REQUIREMENT — Write out every entry exactly as it stands.

==*==

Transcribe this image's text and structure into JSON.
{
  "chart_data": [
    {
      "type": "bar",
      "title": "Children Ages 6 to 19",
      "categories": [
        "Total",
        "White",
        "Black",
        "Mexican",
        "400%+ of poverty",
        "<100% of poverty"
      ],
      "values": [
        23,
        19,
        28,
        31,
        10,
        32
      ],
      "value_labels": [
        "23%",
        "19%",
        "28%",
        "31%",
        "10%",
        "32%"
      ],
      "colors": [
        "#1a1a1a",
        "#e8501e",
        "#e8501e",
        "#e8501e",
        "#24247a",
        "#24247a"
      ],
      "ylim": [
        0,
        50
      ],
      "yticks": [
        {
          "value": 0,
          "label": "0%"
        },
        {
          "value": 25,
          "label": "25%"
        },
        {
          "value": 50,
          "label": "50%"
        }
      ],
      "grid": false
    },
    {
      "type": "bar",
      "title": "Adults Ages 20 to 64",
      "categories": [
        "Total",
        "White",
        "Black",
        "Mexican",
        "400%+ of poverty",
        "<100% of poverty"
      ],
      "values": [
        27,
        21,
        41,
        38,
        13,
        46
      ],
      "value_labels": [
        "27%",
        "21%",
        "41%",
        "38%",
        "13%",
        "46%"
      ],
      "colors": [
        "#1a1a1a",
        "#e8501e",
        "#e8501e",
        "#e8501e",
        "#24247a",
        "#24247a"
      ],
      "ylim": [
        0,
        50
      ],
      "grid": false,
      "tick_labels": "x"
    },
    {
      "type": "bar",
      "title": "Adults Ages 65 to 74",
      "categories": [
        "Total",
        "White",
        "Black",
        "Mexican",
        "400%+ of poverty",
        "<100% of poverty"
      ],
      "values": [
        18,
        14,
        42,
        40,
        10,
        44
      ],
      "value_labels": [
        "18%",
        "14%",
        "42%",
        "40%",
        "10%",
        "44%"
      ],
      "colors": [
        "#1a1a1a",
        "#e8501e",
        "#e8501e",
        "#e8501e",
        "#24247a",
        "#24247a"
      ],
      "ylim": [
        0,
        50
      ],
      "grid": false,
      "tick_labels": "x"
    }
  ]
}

==*==

EXERCISE OUTPUT —
Transcribe this image's text and structure into JSON.
{
  "chart_data": [
    {
      "type": "bar",
      "title": "Children Ages 6 to 19",
      "categories": [
        "Total",
        "White",
        "Black",
        "Mexican",
        "400%+ of poverty",
        "<100% of poverty"
      ],
      "values": [
        23,
        19,
        28,
        31,
        10,
        32
      ],
      "value_labels": [
        "23%",
        "19%",
        "28%",
        "31%",
        "10%",
        "32%"
      ],
      "colors": [
        "#1a1a1a",
        "#e8501e",
        "#e8501e",
        "#e8501e",
        "#24247a",
        "#24247a"
      ],
      "ylim": [
        0,
        50
      ],
      "yticks": [
        {
          "value": 0,
          "label": "0%"
        },
        {
          "value": 25,
          "label": "25%"
        },
        {
          "value": 50,
          "label": "50%"
        }
      ],
      "grid": false
    },
    {
      "type": "bar",
      "title": "Adults Ages 20 to 64",
      "categories": [
        "Total",
        "White",
        "Black",
        "Mexican",
        "400%+ of poverty",
        "<100% of poverty"
      ],
      "values": [
        27,
        21,
        41,
        38,
        13,
        46
      ],
      "value_labels": [
        "27%",
        "21%",
        "41%",
        "38%",
        "13%",
        "46%"
      ],
      "colors": [
        "#1a1a1a",
        "#e8501e",
        "#e8501e",
        "#e8501e",
        "#24247a",
        "#24247a"
      ],
      "ylim": [
        0,
        50
      ],
      "grid": false,
      "tick_labels": "x"
    },
    {
      "type": "bar",
      "title": "Adults Ages 65 to 74",
      "categories": [
        "Total",
        "White",
        "Black",
        "Mexican",
        "400%+ of poverty",
        "<100% of poverty"
      ],
      "values": [
        18,
        14,
        42,
        40,
        10,
        44
      ],
      "value_labels": [
        "18%",
        "14%",
        "42%",
        "40%",
        "10%",
        "44%"
      ],
      "colors": [
        "#1a1a1a",
        "#e8501e",
        "#e8501e",
        "#e8501e",
        "#24247a",
        "#24247a"
      ],
      "ylim": [
        0,
        50
      ],
      "grid": false,
      "tick_labels": "x"
    }
  ]
}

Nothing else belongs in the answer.